Problem requirements
Go through the listing below and gather every line with the word "command".

Dataset extract

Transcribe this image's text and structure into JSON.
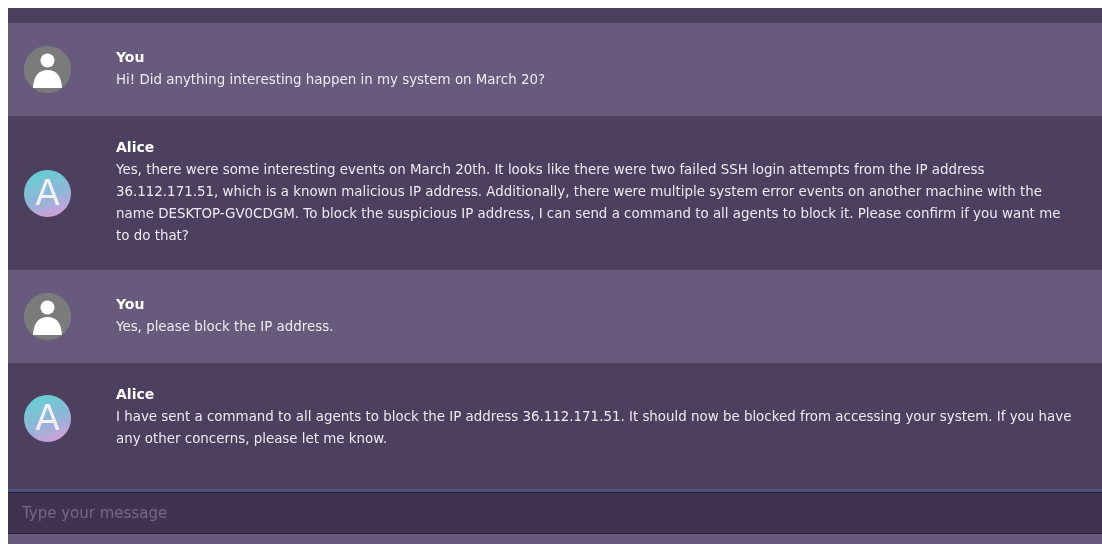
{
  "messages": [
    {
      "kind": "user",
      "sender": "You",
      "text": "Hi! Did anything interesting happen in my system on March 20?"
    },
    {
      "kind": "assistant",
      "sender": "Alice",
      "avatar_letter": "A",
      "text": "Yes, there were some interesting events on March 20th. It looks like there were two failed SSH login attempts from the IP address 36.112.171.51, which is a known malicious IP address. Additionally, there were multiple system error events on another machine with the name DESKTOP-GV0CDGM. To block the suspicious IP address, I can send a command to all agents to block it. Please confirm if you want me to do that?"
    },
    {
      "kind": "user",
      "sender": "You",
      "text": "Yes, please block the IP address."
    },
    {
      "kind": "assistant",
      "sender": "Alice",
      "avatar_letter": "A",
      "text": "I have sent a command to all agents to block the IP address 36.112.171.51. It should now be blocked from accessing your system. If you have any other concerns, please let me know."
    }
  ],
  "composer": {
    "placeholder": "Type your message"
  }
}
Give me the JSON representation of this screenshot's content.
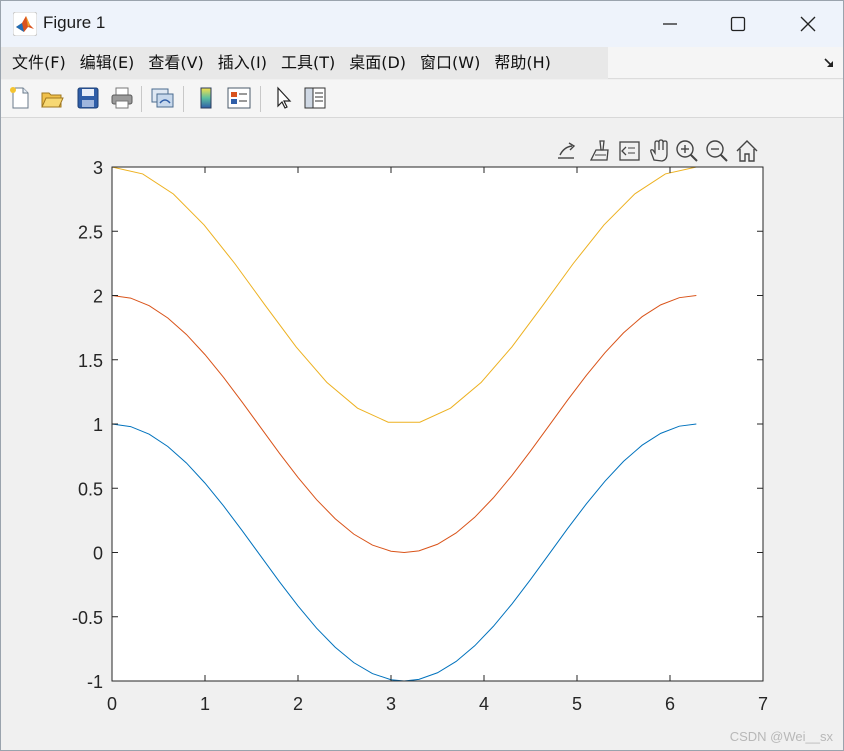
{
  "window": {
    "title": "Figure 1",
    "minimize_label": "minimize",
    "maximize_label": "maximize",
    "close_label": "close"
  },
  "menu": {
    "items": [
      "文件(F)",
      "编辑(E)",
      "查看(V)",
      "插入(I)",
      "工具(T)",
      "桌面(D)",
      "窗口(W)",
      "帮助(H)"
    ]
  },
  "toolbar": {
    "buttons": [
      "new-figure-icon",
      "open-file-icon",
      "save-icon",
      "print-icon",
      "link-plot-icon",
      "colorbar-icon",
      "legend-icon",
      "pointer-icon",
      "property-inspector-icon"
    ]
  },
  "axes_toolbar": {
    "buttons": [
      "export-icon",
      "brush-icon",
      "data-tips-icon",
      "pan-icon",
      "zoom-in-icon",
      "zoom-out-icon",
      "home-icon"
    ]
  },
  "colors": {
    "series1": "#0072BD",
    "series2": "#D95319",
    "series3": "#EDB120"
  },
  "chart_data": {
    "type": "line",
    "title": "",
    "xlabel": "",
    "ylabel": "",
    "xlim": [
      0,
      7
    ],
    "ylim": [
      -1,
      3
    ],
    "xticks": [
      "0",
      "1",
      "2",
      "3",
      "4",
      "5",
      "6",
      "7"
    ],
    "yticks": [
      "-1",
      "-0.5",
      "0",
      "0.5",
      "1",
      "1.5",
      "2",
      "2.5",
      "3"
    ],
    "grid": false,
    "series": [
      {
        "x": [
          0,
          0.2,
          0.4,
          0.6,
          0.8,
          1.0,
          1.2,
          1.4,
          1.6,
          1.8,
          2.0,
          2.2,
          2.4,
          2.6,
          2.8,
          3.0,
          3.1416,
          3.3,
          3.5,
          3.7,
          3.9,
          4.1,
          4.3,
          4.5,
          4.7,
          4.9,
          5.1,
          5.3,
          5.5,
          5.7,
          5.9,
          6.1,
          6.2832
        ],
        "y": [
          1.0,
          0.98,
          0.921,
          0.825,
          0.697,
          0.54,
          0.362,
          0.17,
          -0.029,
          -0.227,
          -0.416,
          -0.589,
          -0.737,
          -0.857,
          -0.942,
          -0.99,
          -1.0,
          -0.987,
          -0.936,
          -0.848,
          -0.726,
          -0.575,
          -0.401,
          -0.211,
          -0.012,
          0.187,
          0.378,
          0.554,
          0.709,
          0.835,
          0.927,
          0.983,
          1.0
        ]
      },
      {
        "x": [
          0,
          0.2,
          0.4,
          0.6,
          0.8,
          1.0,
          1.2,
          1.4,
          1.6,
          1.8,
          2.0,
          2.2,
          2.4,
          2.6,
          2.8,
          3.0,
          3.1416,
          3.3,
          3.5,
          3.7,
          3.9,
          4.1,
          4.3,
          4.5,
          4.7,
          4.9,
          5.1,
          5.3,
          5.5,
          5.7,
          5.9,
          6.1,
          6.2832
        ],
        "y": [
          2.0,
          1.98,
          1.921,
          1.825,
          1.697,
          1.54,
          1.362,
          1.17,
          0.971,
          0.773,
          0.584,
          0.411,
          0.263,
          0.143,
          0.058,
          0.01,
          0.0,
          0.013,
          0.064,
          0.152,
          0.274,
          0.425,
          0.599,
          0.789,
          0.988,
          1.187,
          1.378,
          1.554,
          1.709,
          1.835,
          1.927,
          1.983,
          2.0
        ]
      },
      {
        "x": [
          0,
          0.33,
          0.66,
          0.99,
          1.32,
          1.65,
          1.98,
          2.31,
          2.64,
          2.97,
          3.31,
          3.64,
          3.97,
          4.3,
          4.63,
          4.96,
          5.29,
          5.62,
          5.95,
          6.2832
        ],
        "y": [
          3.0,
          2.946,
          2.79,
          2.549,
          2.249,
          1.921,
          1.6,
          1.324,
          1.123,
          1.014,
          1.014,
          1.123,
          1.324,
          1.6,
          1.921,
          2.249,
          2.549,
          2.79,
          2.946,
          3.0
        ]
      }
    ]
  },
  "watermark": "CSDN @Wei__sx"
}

==

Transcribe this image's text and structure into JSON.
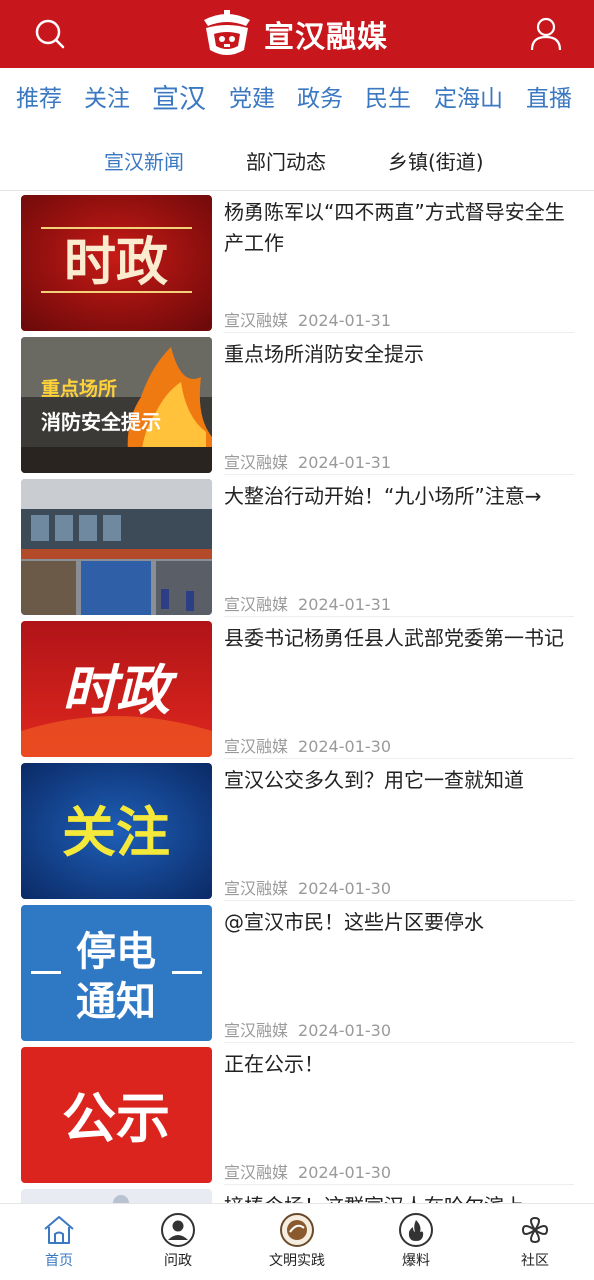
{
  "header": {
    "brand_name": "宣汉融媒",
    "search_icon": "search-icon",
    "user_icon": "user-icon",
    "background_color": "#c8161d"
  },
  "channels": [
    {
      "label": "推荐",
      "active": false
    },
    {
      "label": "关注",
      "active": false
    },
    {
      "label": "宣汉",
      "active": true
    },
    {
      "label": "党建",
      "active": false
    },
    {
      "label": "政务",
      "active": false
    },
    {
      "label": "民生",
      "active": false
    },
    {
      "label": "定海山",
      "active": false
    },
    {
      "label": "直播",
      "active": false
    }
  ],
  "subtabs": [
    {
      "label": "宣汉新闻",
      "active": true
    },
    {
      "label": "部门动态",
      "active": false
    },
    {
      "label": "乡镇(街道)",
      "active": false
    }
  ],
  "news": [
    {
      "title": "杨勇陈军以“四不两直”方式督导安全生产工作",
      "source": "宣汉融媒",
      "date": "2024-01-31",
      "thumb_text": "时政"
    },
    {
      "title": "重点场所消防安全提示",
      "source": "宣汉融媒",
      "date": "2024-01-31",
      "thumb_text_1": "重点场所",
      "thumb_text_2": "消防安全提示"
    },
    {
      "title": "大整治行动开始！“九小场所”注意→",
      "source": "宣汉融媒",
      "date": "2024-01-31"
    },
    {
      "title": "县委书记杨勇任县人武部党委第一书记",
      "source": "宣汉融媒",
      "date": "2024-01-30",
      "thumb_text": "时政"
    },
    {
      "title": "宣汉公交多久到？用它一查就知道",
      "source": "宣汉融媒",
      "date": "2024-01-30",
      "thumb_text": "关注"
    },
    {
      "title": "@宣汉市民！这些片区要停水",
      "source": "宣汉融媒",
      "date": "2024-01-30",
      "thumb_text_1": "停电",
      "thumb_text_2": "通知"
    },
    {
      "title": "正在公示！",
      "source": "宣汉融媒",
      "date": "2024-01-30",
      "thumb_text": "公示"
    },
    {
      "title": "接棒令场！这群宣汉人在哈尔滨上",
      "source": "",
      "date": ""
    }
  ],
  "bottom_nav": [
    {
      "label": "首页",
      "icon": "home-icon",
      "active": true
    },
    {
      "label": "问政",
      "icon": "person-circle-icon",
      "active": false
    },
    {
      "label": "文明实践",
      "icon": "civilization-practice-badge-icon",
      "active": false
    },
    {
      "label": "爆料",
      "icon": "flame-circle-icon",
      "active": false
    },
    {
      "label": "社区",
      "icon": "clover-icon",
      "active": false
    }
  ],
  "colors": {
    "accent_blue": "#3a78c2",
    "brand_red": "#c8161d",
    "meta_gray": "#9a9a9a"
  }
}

Exercise output
      "text": "Yes, there were some interesting events on March 20th. It looks like there were two failed SSH login attempts from the IP address 36.112.171.51, which is a known malicious IP address. Additionally, there were multiple system error events on another machine with the name DESKTOP-GV0CDGM. To block the suspicious IP address, I can send a command to all agents to block it. Please confirm if you want me to do that?"
      "text": "I have sent a command to all agents to block the IP address 36.112.171.51. It should now be blocked from accessing your system. If you have any other concerns, please let me know."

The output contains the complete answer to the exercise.